SHORT TASK
Search the data for the word "this" and copy every line where it occurs.

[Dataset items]
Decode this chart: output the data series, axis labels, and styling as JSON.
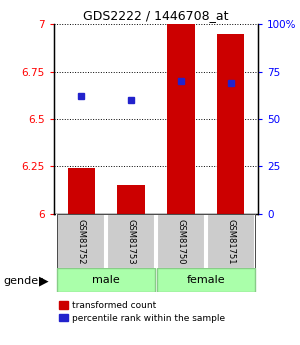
{
  "title": "GDS2222 / 1446708_at",
  "samples": [
    "GSM81752",
    "GSM81753",
    "GSM81750",
    "GSM81751"
  ],
  "gender": [
    "male",
    "male",
    "female",
    "female"
  ],
  "transformed_count": [
    6.24,
    6.15,
    7.0,
    6.95
  ],
  "percentile_rank": [
    0.62,
    0.6,
    0.7,
    0.69
  ],
  "y_min": 6.0,
  "y_max": 7.0,
  "y_ticks": [
    6.0,
    6.25,
    6.5,
    6.75,
    7.0
  ],
  "y_tick_labels": [
    "6",
    "6.25",
    "6.5",
    "6.75",
    "7"
  ],
  "pct_ticks": [
    0,
    0.25,
    0.5,
    0.75,
    1.0
  ],
  "pct_tick_labels": [
    "0",
    "25",
    "50",
    "75",
    "100%"
  ],
  "bar_color": "#cc0000",
  "dot_color": "#2222cc",
  "sample_bg": "#cccccc",
  "gender_bg": "#aaffaa",
  "bar_width": 0.55,
  "legend_red": "transformed count",
  "legend_blue": "percentile rank within the sample",
  "gender_label": "gender"
}
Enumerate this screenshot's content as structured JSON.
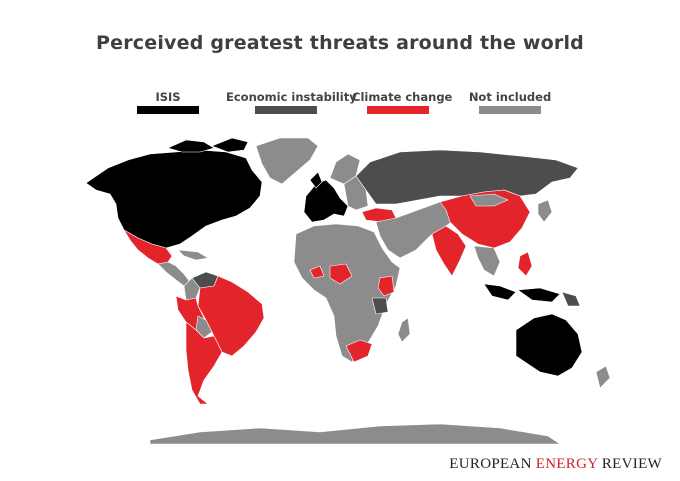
{
  "title": "Perceived greatest threats around the world",
  "legend": [
    {
      "label": "ISIS",
      "color": "#000000"
    },
    {
      "label": "Economic instability",
      "color": "#4d4d4d"
    },
    {
      "label": "Climate change",
      "color": "#e3242b"
    },
    {
      "label": "Not included",
      "color": "#8c8c8c"
    }
  ],
  "brand": {
    "part1": "EUROPEAN ",
    "part2": "ENERGY",
    "part3": " REVIEW"
  },
  "regions": {
    "north_america": "ISIS",
    "mexico": "Climate change",
    "central_america": "Not included",
    "venezuela": "Economic instability",
    "brazil": "Climate change",
    "peru": "Climate change",
    "bolivia": "Not included",
    "argentina": "Climate change",
    "greenland": "Not included",
    "western_europe": "ISIS",
    "russia": "Economic instability",
    "turkey": "Climate change",
    "china": "Climate change",
    "india": "Climate change",
    "philippines": "Climate change",
    "japan": "Not included",
    "indonesia": "ISIS",
    "australia": "ISIS",
    "nigeria": "Climate change",
    "kenya": "Climate change",
    "tanzania": "Economic instability",
    "south_africa": "Climate change",
    "antarctica": "Not included"
  }
}
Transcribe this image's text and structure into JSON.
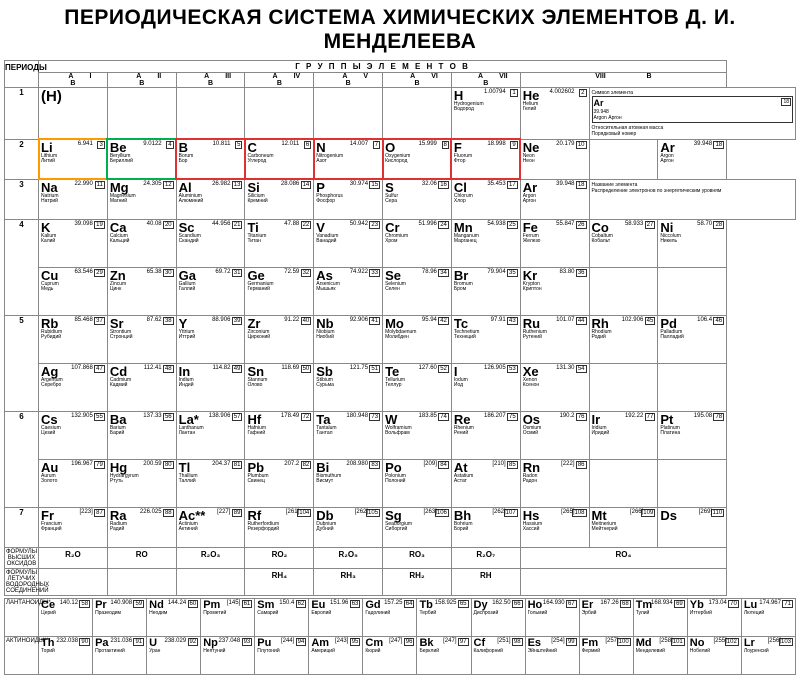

REPLY
Decode this chart: output the data series, axis labels, and styling as JSON.
Enumerate this screenshot's content as structured JSON.
Transcribe this image's text and structure into JSON.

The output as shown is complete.